* _DIRECTIONS FOR THIS TASK_
Search the data for the word "Thermal" and copy every line that contains it.

* _GIVEN DATA_
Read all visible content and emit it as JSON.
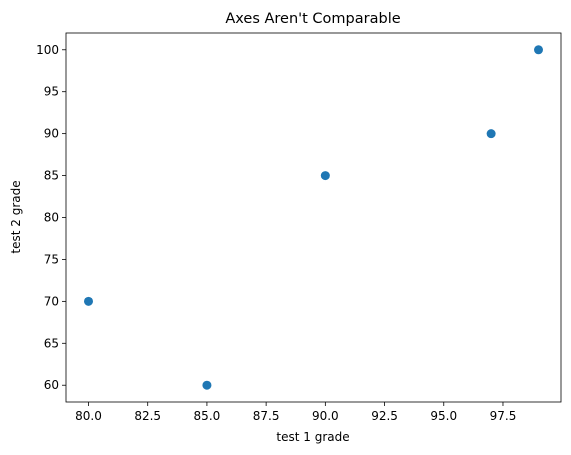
{
  "chart_data": {
    "type": "scatter",
    "title": "Axes Aren't Comparable",
    "xlabel": "test 1 grade",
    "ylabel": "test 2 grade",
    "x": [
      80,
      85,
      90,
      97,
      99
    ],
    "y": [
      70,
      60,
      85,
      90,
      100
    ],
    "xlim": [
      79.05,
      99.95
    ],
    "ylim": [
      58,
      102
    ],
    "x_ticks": [
      80,
      82.5,
      85,
      87.5,
      90,
      92.5,
      95,
      97.5
    ],
    "x_tick_labels": [
      "80.0",
      "82.5",
      "85.0",
      "87.5",
      "90.0",
      "92.5",
      "95.0",
      "97.5"
    ],
    "y_ticks": [
      60,
      65,
      70,
      75,
      80,
      85,
      90,
      95,
      100
    ],
    "y_tick_labels": [
      "60",
      "65",
      "70",
      "75",
      "80",
      "85",
      "90",
      "95",
      "100"
    ],
    "grid": false,
    "marker_color": "#1f77b4"
  }
}
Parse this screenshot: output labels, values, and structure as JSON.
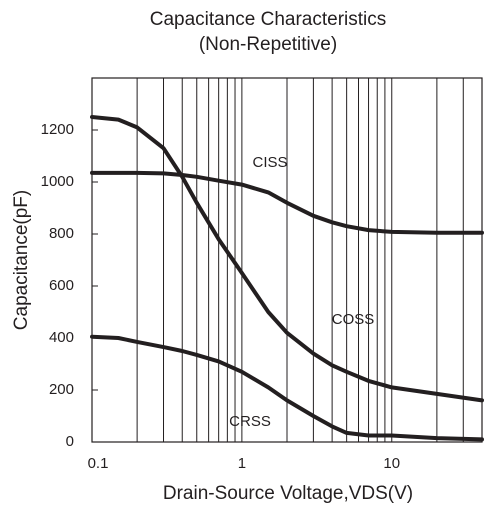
{
  "chart_data": {
    "type": "line",
    "title": "Capacitance Characteristics",
    "subtitle": "(Non-Repetitive)",
    "x_label": "Drain-Source Voltage,VDS(V)",
    "y_label": "Capacitance(pF)",
    "x_scale": "log",
    "xlim": [
      0.1,
      40
    ],
    "ylim": [
      0,
      1400
    ],
    "xticks": [
      0.1,
      1,
      10
    ],
    "yticks": [
      0,
      200,
      400,
      600,
      800,
      1000,
      1200
    ],
    "x_minor_ticks": [
      0.2,
      0.3,
      0.4,
      0.5,
      0.6,
      0.7,
      0.8,
      0.9,
      2,
      3,
      4,
      5,
      6,
      7,
      8,
      9,
      20,
      30
    ],
    "grid": true,
    "x": [
      0.1,
      0.15,
      0.2,
      0.3,
      0.4,
      0.5,
      0.7,
      1,
      1.5,
      2,
      3,
      4,
      5,
      7,
      10,
      20,
      40
    ],
    "series": [
      {
        "name": "CISS",
        "color": "#231f20",
        "values": [
          1035,
          1035,
          1035,
          1033,
          1027,
          1020,
          1005,
          990,
          960,
          920,
          870,
          845,
          830,
          815,
          808,
          805,
          805
        ]
      },
      {
        "name": "COSS",
        "color": "#231f20",
        "values": [
          1250,
          1240,
          1210,
          1130,
          1020,
          920,
          780,
          650,
          500,
          420,
          340,
          295,
          270,
          235,
          210,
          185,
          160
        ]
      },
      {
        "name": "CRSS",
        "color": "#231f20",
        "values": [
          405,
          400,
          385,
          365,
          350,
          335,
          310,
          270,
          210,
          160,
          100,
          60,
          35,
          25,
          25,
          15,
          10
        ]
      }
    ]
  }
}
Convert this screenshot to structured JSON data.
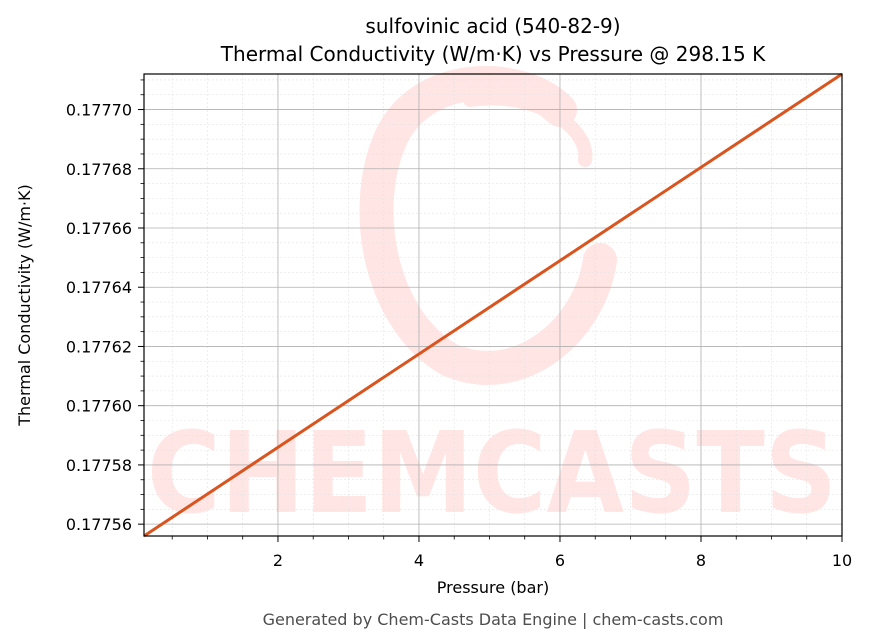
{
  "colors": {
    "line": "#d9541e",
    "grid_major": "#b0b0b0",
    "grid_minor": "#e3e3e3",
    "watermark": "#ffe5e3",
    "footer": "#4d4d4d"
  },
  "watermark": {
    "text": "CHEMCASTS"
  },
  "chart_data": {
    "type": "line",
    "title_line1": "sulfovinic acid (540-82-9)",
    "title_line2": "Thermal Conductivity (W/m·K) vs Pressure @ 298.15 K",
    "xlabel": "Pressure (bar)",
    "ylabel": "Thermal Conductivity (W/m·K)",
    "xlim": [
      0.1,
      10
    ],
    "ylim": [
      0.177556,
      0.177712
    ],
    "xticks": [
      2,
      4,
      6,
      8,
      10
    ],
    "xtick_labels": [
      "2",
      "4",
      "6",
      "8",
      "10"
    ],
    "yticks": [
      0.17756,
      0.17758,
      0.1776,
      0.17762,
      0.17764,
      0.17766,
      0.17768,
      0.1777
    ],
    "ytick_labels": [
      "0.17756",
      "0.17758",
      "0.17760",
      "0.17762",
      "0.17764",
      "0.17766",
      "0.17768",
      "0.17770"
    ],
    "grid": true,
    "minor_grid": true,
    "series": [
      {
        "x": [
          0.1,
          10
        ],
        "y": [
          0.177556,
          0.177712
        ]
      }
    ]
  },
  "footer": "Generated by Chem-Casts Data Engine | chem-casts.com"
}
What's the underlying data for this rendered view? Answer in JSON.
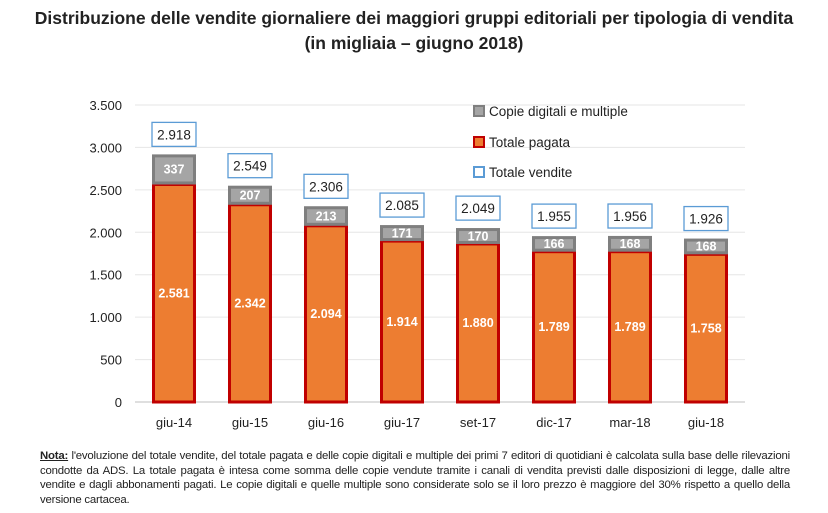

* _FULL ANSWER_
    "title_line2": "Thermal Conductivity (W/m·K) vs Pressure @ 298.15 K",
    "ylabel": "Thermal Conductivity (W/m·K)",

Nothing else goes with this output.